THE PROBLEM ::
Restate the listing below word for word, omitting any images.

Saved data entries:
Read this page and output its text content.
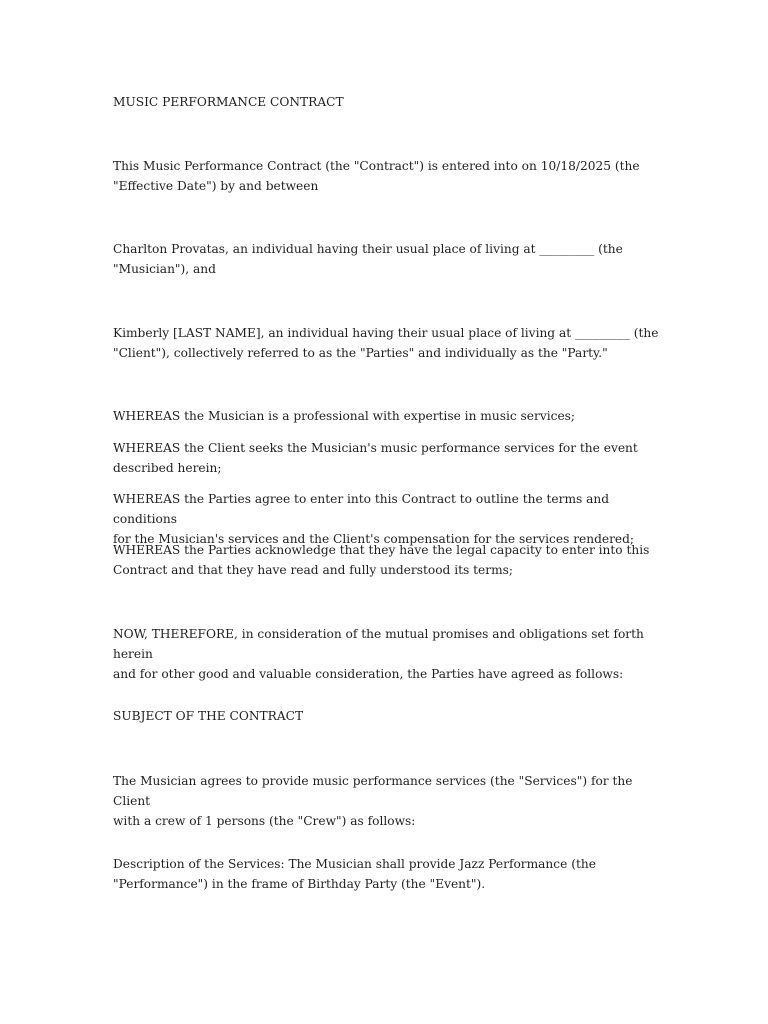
MUSIC PERFORMANCE CONTRACT

This Music Performance Contract (the "Contract") is entered into on 10/18/2025 (the
"Effective Date") by and between

Charlton Provatas, an individual having their usual place of living at _________ (the
"Musician"), and

Kimberly [LAST NAME], an individual having their usual place of living at _________ (the
"Client"), collectively referred to as the "Parties" and individually as the "Party."

WHEREAS the Musician is a professional with expertise in music services;

WHEREAS the Client seeks the Musician's music performance services for the event
described herein;

WHEREAS the Parties agree to enter into this Contract to outline the terms and conditions
for the Musician's services and the Client's compensation for the services rendered;

WHEREAS the Parties acknowledge that they have the legal capacity to enter into this
Contract and that they have read and fully understood its terms;

NOW, THEREFORE, in consideration of the mutual promises and obligations set forth herein
and for other good and valuable consideration, the Parties have agreed as follows:

SUBJECT OF THE CONTRACT

The Musician agrees to provide music performance services (the "Services") for the Client
with a crew of 1 persons (the "Crew") as follows:

Description of the Services: The Musician shall provide Jazz Performance (the
"Performance") in the frame of Birthday Party (the "Event").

EXERCISE OUTPUT ::
Read this page and output its text content.
MUSIC PERFORMANCE CONTRACT

This Music Performance Contract (the "Contract") is entered into on 10/18/2025 (the
"Effective Date") by and between

Charlton Provatas, an individual having their usual place of living at _________ (the
"Musician"), and

Kimberly [LAST NAME], an individual having their usual place of living at _________ (the
"Client"), collectively referred to as the "Parties" and individually as the "Party."

WHEREAS the Musician is a professional with expertise in music services;

WHEREAS the Client seeks the Musician's music performance services for the event
described herein;

WHEREAS the Parties agree to enter into this Contract to outline the terms and conditions
for the Musician's services and the Client's compensation for the services rendered;

WHEREAS the Parties acknowledge that they have the legal capacity to enter into this
Contract and that they have read and fully understood its terms;

NOW, THEREFORE, in consideration of the mutual promises and obligations set forth herein
and for other good and valuable consideration, the Parties have agreed as follows:

SUBJECT OF THE CONTRACT

The Musician agrees to provide music performance services (the "Services") for the Client
with a crew of 1 persons (the "Crew") as follows:

Description of the Services: The Musician shall provide Jazz Performance (the
"Performance") in the frame of Birthday Party (the "Event").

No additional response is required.